Set exercise. Search the data for the word "Провести" and copy every line that contains it.
>> BEGIN Data
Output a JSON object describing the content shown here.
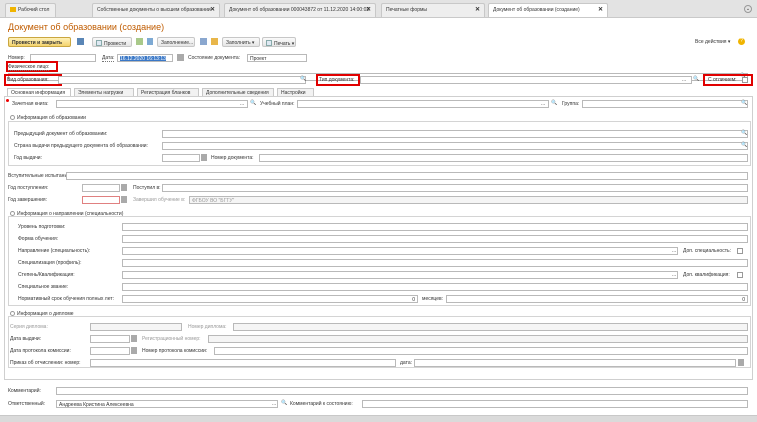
{
  "tabs": [
    {
      "label": "Рабочий стол"
    },
    {
      "label": "Собственные документы о высшем образовании"
    },
    {
      "label": "Документ об образовании 000043872 от 11.12.2020 14:00:02"
    },
    {
      "label": "Печатные формы"
    },
    {
      "label": "Документ об образовании (создание)"
    }
  ],
  "title": "Документ об образовании (создание)",
  "toolbar": {
    "post_close": "Провести и закрыть",
    "post": "Провести",
    "fill": "Заполнение...",
    "fill_menu": "Заполнить",
    "print": "Печать",
    "all_actions": "Все действия"
  },
  "header": {
    "number_label": "Номер:",
    "number_value": "",
    "date_label": "Дата:",
    "date_value": "16.12.2020 16:13:13",
    "state_label": "Состояние документа:",
    "state_value": "Проект"
  },
  "person": {
    "label": "Физическое лицо:",
    "value": ""
  },
  "doc_kind": {
    "label": "Вид образования:",
    "value": "",
    "type_label": "Тип документа:",
    "type_value": "",
    "honors_label": "С отличием:"
  },
  "inner_tabs": [
    {
      "label": "Основная информация"
    },
    {
      "label": "Элементы нагрузки"
    },
    {
      "label": "Регистрация бланков"
    },
    {
      "label": "Дополнительные сведения"
    },
    {
      "label": "Настройки"
    }
  ],
  "main": {
    "record_book_label": "Зачетная книга:",
    "study_plan_label": "Учебный план:",
    "group_label": "Группа:",
    "edu_info_title": "Информация об образовании",
    "prev_doc_label": "Предыдущий документ об образовании:",
    "prev_country_label": "Страна выдачи предыдущего документа об образовании:",
    "year_issue_label": "Год выдачи:",
    "doc_number_label": "Номер документа:",
    "entrance_label": "Вступительные испытания:",
    "year_enter_label": "Год поступления:",
    "entered_to_label": "Поступил в:",
    "year_finish_label": "Год завершения:",
    "finished_in_label": "Завершил обучение в:",
    "finished_in_value": "ФГБОУ ВО \"БГТУ\"",
    "direction_title": "Информация о направлении (специальности)",
    "level_label": "Уровень подготовки:",
    "form_label": "Форма обучения:",
    "direction_label": "Направление (специальность):",
    "extra_spec_label": "Доп. специальность:",
    "specialization_label": "Специализация (профиль):",
    "degree_label": "Степень/Квалификация:",
    "extra_qual_label": "Доп. квалификация:",
    "special_title_label": "Специальное звание:",
    "norm_term_label": "Нормативный срок обучения полных лет:",
    "norm_years_value": "0",
    "months_label": "месяцев:",
    "months_value": "0",
    "diploma_title": "Информация о дипломе",
    "diploma_series_label": "Серия диплома:",
    "diploma_number_label": "Номер диплома:",
    "issue_date_label": "Дата выдачи:",
    "reg_number_label": "Регистрационный номер:",
    "protocol_date_label": "Дата протокола комиссии:",
    "protocol_number_label": "Номер протокола комиссии:",
    "expel_order_label": "Приказ об отчислении: номер:",
    "expel_date_label": "дата:"
  },
  "footer": {
    "comment_label": "Комментарий:",
    "responsible_label": "Ответственный:",
    "responsible_value": "Андреева Кристина Алексеевна",
    "state_comment_label": "Комментарий к состоянию:"
  },
  "colors": {
    "title": "#c05c00",
    "highlight": "#e00000",
    "primary_btn": "#f4d36d"
  }
}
>> END Data
Solution to this task.
    "post_close": "Провести и закрыть",
    "post": "Провести",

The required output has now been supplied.